(Lines of data)
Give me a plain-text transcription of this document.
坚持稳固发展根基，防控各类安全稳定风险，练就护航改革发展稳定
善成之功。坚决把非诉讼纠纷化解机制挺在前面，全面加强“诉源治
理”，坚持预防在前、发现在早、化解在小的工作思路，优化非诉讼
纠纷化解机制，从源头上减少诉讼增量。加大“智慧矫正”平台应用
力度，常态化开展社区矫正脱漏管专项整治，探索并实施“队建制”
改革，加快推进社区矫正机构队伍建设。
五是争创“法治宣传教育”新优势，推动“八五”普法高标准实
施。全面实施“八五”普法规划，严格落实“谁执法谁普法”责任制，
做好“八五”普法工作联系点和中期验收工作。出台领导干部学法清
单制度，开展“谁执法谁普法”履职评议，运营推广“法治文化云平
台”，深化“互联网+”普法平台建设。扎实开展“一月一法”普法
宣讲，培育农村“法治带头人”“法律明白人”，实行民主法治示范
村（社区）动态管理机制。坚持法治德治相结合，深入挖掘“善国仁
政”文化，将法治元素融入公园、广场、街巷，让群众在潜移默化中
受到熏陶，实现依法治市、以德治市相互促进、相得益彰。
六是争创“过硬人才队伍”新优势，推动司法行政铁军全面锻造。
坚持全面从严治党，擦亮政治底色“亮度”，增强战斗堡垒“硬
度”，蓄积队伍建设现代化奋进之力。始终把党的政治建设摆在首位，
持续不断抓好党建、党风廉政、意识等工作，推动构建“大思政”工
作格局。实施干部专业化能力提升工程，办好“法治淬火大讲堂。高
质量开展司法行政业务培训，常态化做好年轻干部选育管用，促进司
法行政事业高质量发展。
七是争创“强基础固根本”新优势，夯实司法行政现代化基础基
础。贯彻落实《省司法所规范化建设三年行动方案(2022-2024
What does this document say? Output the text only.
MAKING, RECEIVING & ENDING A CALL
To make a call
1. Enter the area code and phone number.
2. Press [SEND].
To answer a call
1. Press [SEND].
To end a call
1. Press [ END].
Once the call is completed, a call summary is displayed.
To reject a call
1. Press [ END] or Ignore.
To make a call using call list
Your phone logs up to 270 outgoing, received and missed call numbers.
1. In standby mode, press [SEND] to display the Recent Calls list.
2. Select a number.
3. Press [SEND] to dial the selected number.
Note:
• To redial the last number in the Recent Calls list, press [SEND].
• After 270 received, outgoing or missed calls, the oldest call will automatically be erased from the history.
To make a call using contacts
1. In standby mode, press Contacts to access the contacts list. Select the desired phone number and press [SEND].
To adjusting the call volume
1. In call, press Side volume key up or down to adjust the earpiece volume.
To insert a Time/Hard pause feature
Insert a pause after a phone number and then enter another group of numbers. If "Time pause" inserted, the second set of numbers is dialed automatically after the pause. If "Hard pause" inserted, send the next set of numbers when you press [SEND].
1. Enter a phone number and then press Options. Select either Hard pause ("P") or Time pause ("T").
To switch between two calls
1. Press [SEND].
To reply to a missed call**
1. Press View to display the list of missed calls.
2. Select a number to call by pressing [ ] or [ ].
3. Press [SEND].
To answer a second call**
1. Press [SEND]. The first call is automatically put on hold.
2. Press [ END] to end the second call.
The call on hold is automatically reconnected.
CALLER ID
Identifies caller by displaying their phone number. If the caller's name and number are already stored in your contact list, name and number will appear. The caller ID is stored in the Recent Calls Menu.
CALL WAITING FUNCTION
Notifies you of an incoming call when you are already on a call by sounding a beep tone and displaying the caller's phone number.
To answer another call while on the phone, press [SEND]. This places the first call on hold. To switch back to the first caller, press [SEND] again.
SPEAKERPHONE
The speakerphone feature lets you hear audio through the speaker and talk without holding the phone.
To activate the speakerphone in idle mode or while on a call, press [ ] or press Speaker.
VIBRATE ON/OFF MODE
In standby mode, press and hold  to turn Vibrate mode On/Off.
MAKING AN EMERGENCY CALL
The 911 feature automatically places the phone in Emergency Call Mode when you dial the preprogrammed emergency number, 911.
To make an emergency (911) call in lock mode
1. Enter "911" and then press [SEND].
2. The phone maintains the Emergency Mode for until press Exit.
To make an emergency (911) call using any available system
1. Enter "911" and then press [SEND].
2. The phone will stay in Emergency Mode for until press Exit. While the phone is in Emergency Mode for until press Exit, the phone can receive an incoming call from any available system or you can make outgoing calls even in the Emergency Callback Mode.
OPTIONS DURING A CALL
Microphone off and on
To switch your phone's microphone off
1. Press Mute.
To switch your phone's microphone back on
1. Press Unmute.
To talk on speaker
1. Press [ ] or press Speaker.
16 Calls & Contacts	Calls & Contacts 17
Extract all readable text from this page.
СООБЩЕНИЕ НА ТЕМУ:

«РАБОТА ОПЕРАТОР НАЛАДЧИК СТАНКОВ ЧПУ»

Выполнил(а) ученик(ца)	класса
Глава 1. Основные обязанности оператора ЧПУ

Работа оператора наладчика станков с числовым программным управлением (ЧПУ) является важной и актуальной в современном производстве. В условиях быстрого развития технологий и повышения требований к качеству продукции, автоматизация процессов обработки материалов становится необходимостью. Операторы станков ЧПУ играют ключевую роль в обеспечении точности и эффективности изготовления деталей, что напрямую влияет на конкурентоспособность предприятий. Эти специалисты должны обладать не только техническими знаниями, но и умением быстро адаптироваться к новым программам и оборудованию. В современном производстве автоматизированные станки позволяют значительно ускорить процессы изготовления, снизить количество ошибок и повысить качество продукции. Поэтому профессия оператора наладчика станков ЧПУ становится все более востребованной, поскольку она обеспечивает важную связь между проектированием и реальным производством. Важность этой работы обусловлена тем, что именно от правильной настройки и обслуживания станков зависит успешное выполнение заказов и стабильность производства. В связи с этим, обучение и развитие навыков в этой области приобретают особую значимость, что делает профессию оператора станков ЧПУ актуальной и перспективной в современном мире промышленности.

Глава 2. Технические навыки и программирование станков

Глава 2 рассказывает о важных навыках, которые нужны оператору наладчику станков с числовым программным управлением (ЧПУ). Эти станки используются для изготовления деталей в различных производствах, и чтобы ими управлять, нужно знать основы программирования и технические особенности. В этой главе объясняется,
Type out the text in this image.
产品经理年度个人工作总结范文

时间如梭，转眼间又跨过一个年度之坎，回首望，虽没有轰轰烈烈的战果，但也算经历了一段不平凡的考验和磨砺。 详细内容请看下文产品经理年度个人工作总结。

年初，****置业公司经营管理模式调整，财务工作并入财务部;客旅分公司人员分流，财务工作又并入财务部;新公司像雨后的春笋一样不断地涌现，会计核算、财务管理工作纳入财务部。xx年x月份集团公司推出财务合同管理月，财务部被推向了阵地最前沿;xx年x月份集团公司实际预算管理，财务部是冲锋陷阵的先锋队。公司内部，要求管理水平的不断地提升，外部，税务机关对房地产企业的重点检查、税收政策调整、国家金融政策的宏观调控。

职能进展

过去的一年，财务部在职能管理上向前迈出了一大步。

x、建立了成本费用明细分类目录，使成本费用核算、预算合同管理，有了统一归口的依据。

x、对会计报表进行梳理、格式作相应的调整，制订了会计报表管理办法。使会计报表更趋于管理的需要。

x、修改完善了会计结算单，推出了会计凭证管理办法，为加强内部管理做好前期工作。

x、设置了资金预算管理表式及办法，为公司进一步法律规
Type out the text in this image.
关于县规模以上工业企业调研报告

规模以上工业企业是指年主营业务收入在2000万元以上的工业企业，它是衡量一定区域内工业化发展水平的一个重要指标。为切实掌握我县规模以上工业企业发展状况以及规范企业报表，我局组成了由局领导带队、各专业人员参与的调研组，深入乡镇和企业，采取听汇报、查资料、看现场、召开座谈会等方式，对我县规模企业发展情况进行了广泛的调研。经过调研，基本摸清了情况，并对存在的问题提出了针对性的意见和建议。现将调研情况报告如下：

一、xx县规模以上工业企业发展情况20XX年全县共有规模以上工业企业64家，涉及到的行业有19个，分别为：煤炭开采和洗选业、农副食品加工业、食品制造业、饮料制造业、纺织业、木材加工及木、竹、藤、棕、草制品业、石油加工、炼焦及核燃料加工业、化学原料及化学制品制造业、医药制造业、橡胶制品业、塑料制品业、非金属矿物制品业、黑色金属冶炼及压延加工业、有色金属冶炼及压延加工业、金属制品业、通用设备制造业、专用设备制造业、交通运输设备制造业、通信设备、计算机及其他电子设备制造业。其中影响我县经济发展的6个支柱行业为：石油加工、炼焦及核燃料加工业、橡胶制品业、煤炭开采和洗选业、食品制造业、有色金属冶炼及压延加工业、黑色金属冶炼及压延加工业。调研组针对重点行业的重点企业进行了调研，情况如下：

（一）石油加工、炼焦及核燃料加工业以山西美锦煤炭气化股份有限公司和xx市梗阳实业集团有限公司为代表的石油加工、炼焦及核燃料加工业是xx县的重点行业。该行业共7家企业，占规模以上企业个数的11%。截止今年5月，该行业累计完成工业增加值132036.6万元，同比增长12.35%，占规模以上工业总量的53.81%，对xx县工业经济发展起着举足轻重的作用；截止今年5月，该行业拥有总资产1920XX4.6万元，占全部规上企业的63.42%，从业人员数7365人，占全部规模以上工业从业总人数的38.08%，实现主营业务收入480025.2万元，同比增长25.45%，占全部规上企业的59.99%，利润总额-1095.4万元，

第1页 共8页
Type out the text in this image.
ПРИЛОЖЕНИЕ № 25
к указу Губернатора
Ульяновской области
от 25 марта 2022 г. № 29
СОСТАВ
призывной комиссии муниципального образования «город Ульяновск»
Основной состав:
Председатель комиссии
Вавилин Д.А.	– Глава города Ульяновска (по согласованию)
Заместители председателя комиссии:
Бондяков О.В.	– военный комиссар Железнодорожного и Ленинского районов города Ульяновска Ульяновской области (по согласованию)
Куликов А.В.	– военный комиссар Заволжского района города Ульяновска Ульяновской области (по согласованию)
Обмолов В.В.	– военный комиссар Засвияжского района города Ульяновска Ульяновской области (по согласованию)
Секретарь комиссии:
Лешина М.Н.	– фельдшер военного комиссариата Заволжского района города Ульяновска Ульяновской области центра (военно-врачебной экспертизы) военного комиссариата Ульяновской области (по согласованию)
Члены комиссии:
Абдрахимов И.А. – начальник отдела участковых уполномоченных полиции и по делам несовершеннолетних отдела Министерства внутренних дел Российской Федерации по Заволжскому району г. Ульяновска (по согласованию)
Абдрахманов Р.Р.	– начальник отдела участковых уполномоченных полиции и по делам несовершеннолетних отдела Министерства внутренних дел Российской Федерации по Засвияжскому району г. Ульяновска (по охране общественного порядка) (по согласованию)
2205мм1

Task: From the entries above, copy every line where the word "Глава" shows up.

Written answer:
Глава 1. Основные обязанности оператора ЧПУ
Глава 2. Технические навыки и программирование станков
Глава 2 рассказывает о важных навыках, которые нужны оператору наладчику станков с числовым программным управлением (ЧПУ). Эти станки используются для изготовления деталей в различных производствах, и чтобы ими управлять, нужно знать основы программирования и технические особенности. В этой главе объясняется,
Вавилин Д.А.	– Глава города Ульяновска (по согласованию)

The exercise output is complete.